Exercise objective. Sort through the data and copy the lines holding the word "this".
· · ·
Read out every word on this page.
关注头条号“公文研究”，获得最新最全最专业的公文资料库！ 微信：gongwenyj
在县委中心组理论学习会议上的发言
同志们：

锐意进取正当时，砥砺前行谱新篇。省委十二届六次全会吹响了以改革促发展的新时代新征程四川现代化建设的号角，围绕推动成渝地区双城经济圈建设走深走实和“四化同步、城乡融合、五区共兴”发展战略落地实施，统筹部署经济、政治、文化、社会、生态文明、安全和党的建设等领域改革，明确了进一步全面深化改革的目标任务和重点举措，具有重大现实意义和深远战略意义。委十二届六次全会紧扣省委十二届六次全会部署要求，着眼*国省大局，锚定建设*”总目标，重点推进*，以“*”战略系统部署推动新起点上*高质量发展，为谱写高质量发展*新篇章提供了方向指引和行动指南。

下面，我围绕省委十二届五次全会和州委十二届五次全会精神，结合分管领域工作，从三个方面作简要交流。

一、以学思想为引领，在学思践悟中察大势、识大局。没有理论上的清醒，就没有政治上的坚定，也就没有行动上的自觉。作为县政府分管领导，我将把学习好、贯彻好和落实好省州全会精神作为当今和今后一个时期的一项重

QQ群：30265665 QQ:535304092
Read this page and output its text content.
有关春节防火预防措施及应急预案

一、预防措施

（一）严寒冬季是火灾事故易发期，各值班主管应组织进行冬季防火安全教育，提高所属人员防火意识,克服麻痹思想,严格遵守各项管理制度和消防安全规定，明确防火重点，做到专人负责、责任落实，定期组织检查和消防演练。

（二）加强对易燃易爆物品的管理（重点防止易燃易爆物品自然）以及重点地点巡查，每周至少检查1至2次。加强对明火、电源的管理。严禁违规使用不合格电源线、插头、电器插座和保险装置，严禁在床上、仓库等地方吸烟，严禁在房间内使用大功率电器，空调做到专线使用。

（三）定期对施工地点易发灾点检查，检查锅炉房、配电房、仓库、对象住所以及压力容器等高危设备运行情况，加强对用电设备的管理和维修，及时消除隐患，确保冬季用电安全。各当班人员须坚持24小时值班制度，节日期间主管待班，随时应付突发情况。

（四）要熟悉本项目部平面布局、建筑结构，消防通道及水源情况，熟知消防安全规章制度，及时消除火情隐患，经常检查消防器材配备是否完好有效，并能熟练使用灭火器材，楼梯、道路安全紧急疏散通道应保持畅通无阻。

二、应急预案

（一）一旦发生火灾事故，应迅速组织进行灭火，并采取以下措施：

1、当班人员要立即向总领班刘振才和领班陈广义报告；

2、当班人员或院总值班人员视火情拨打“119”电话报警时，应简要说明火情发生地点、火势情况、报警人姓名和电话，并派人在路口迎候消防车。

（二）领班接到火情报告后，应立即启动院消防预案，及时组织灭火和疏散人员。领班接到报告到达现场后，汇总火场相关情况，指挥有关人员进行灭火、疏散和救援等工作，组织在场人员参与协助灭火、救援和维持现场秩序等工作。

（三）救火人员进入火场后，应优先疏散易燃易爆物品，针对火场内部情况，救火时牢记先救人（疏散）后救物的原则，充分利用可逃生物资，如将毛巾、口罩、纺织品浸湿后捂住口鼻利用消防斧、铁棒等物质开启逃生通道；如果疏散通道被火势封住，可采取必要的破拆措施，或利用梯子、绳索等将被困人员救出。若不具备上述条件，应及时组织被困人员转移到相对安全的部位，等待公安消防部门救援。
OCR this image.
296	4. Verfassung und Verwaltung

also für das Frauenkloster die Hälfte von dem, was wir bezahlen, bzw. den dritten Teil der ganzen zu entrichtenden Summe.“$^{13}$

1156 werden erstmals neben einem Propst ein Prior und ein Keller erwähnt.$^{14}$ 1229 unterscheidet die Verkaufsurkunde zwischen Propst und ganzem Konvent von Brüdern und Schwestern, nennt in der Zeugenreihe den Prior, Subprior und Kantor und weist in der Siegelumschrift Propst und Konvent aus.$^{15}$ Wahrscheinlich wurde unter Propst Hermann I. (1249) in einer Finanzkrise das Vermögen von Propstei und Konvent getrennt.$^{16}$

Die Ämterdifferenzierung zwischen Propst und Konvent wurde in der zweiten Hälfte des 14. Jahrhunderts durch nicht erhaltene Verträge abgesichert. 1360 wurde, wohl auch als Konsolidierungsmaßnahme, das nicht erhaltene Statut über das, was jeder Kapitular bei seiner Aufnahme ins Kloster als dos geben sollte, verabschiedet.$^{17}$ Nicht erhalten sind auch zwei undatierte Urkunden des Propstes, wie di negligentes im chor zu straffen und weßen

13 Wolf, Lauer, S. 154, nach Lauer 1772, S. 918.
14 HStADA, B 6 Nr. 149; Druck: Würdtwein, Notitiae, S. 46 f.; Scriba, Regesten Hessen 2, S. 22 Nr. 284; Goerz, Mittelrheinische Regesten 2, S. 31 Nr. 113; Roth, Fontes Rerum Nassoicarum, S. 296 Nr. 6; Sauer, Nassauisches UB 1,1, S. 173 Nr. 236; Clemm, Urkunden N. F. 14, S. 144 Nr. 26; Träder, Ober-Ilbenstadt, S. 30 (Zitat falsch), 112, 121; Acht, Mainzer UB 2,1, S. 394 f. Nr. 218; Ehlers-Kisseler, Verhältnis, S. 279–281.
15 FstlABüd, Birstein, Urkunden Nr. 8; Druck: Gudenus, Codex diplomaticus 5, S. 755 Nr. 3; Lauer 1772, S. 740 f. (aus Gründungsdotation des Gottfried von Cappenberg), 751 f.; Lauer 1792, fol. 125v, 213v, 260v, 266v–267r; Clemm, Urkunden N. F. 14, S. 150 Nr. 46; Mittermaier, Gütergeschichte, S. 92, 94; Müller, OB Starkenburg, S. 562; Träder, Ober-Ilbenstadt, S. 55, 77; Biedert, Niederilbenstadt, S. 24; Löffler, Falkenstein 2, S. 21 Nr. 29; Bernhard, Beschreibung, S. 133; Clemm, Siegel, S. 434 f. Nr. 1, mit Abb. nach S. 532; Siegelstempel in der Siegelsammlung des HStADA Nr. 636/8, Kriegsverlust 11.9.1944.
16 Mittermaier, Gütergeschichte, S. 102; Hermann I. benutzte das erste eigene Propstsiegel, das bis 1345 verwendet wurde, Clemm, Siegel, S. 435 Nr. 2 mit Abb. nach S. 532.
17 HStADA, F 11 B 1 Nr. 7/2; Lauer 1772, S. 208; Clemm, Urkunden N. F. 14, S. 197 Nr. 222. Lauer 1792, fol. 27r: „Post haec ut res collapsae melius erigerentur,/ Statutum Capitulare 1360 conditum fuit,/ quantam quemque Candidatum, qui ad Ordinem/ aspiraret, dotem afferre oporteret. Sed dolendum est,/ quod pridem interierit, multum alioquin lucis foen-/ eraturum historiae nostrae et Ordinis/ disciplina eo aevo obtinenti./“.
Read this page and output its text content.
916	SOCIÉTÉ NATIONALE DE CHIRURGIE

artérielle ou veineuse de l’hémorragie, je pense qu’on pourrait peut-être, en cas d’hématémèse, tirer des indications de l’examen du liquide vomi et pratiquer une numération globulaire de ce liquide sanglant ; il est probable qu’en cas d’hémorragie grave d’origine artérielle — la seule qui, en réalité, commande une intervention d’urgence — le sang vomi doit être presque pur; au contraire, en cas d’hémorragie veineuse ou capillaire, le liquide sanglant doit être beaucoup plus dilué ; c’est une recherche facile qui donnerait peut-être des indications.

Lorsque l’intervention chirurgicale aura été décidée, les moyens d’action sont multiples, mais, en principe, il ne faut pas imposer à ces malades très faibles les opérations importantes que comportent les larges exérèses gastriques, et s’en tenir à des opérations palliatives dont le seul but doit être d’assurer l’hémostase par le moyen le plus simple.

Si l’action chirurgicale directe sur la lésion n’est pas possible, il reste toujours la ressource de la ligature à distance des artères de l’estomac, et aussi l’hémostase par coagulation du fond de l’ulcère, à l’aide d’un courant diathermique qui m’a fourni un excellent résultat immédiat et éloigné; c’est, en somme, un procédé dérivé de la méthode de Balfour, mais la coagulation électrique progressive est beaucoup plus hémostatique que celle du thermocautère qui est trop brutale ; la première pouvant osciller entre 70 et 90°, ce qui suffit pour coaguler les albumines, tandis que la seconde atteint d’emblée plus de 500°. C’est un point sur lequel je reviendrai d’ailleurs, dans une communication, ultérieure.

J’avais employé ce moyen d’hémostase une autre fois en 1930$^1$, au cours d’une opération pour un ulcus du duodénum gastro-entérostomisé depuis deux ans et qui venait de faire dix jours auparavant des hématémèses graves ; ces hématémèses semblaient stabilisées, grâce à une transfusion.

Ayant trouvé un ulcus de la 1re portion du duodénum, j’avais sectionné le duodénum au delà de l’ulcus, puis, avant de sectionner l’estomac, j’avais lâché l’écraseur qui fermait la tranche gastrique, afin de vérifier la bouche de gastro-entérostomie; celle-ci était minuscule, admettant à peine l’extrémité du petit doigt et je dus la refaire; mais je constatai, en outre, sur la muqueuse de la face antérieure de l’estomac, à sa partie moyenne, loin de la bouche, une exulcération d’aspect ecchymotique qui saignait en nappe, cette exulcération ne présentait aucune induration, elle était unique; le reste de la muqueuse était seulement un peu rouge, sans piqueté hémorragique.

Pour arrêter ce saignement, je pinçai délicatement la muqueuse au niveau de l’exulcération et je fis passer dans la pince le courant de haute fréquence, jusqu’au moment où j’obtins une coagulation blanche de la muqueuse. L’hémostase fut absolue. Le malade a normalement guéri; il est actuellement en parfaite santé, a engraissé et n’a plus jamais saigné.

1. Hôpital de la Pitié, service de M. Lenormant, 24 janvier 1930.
· · ·
Response.
Read out every word on this page.
Read this page and output its text content.
OCR this image.
Read this page and output its text content.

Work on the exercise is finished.